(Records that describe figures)
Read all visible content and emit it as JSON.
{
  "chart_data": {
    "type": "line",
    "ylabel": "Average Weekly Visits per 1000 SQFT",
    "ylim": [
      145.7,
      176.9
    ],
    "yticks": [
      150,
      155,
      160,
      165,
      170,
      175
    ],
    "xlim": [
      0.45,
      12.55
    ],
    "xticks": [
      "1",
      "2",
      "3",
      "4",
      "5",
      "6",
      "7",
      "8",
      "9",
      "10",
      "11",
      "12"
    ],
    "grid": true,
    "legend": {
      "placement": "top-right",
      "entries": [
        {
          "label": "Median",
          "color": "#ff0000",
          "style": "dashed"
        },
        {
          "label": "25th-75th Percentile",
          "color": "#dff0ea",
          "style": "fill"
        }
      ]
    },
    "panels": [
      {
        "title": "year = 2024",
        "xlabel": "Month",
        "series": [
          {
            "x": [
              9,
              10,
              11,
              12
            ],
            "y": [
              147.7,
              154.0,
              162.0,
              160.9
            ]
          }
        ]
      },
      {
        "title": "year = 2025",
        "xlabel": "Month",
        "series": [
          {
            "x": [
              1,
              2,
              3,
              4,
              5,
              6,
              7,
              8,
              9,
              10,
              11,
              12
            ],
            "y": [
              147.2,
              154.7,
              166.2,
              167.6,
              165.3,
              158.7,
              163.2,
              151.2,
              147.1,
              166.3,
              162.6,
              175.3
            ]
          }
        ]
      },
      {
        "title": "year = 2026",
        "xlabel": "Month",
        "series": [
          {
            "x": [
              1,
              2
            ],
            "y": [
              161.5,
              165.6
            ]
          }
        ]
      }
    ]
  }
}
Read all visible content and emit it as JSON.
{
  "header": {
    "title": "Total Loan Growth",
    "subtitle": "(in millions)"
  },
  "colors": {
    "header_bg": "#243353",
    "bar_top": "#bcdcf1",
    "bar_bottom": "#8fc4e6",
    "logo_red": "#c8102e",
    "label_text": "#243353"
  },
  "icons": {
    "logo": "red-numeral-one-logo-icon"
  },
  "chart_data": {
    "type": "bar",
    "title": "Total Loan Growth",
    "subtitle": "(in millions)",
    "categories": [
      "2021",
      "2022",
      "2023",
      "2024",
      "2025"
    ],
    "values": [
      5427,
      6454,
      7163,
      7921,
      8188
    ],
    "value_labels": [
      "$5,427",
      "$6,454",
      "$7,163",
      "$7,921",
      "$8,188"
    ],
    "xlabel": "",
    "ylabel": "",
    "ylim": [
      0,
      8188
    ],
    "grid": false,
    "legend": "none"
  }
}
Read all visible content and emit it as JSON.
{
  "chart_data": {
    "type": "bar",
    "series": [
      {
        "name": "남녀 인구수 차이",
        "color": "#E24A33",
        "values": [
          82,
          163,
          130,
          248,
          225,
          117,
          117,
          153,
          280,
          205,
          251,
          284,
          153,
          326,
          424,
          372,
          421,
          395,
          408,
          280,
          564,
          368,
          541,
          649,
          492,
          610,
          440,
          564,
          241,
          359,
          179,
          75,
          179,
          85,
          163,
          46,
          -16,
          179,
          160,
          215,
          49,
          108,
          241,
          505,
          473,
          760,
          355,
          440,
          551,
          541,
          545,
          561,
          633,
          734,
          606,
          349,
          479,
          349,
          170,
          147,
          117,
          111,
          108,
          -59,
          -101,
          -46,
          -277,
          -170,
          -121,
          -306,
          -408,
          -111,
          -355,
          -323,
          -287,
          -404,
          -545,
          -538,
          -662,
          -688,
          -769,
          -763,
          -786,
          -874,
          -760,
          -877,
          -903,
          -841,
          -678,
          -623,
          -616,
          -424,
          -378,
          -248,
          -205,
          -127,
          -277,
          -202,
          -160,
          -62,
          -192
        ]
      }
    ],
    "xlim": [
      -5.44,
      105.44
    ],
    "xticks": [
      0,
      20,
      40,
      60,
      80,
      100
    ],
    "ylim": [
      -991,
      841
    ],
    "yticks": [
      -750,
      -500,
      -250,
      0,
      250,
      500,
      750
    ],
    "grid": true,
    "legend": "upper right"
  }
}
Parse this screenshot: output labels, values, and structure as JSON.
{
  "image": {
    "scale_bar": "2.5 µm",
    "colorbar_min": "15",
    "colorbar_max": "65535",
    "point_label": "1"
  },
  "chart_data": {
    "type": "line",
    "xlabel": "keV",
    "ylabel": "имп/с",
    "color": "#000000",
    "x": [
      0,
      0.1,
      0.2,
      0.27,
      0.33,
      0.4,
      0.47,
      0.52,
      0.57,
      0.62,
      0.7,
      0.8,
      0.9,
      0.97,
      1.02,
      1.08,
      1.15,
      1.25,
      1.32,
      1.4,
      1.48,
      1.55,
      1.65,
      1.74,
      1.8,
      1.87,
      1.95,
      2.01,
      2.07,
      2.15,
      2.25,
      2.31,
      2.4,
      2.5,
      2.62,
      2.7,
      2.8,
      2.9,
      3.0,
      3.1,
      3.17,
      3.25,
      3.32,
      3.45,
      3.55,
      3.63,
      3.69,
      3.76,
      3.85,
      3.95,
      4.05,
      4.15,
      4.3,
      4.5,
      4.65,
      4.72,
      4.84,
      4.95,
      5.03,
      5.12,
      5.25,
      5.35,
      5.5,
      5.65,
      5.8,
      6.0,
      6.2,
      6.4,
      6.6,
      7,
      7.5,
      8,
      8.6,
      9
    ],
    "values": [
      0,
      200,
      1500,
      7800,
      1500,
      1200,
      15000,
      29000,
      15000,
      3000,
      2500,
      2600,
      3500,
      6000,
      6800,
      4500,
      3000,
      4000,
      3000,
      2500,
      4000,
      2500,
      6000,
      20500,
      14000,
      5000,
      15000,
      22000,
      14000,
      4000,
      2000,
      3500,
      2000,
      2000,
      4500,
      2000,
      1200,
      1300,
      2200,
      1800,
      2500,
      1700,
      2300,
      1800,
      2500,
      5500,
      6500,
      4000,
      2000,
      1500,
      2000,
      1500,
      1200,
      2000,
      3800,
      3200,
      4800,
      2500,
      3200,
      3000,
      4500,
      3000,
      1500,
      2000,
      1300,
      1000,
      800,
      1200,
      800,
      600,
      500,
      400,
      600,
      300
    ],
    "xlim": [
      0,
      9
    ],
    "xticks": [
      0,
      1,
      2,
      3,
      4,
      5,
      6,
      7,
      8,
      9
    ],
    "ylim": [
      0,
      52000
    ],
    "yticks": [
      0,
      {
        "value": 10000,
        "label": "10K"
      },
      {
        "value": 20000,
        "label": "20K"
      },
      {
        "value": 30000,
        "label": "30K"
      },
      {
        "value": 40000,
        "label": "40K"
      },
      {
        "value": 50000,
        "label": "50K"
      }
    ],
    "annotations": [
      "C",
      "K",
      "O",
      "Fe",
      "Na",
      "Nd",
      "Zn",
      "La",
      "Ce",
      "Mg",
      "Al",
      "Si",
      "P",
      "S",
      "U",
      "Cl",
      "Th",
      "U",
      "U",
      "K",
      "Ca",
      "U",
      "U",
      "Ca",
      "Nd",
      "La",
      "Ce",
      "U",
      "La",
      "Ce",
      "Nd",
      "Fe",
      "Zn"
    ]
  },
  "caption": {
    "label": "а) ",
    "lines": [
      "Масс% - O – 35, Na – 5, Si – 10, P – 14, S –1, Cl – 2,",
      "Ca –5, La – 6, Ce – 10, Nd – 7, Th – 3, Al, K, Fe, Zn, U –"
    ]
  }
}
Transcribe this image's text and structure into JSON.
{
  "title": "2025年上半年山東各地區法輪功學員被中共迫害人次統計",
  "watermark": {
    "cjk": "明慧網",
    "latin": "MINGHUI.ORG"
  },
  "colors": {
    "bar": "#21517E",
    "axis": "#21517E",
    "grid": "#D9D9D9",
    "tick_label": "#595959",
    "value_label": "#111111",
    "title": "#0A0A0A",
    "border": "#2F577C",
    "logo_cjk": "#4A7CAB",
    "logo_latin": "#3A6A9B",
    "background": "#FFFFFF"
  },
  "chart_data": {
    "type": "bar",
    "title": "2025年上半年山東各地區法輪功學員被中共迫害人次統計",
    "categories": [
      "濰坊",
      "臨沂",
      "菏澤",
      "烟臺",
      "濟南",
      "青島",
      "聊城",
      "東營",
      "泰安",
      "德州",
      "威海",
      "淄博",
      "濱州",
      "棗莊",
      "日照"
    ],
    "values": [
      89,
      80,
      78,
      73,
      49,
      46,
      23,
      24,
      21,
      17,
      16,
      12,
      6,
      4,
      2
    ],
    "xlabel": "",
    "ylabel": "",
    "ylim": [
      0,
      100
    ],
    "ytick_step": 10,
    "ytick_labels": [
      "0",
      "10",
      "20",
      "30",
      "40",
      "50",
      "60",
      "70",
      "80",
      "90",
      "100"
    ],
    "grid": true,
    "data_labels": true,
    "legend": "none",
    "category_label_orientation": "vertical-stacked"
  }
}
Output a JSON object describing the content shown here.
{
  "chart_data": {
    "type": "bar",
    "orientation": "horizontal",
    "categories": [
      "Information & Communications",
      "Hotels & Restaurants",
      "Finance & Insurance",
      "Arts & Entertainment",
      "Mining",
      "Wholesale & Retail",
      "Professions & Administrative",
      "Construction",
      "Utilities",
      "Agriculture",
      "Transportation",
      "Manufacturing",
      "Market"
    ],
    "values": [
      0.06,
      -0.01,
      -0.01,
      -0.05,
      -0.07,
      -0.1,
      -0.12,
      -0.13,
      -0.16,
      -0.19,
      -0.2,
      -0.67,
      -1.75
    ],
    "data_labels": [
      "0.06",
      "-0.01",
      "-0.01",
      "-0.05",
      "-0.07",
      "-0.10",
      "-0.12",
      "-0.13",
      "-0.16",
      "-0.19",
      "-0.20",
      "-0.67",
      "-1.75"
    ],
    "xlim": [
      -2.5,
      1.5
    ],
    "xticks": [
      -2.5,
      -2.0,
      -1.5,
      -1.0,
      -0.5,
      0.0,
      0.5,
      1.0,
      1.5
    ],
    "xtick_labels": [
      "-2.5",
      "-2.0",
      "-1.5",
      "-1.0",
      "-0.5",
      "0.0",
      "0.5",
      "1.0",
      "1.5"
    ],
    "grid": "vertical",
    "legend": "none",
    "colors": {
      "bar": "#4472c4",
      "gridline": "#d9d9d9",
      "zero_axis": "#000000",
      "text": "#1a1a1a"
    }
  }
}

### Written problem
Report how many lines contain "image". Give nothing but the number.

### Result of this task
2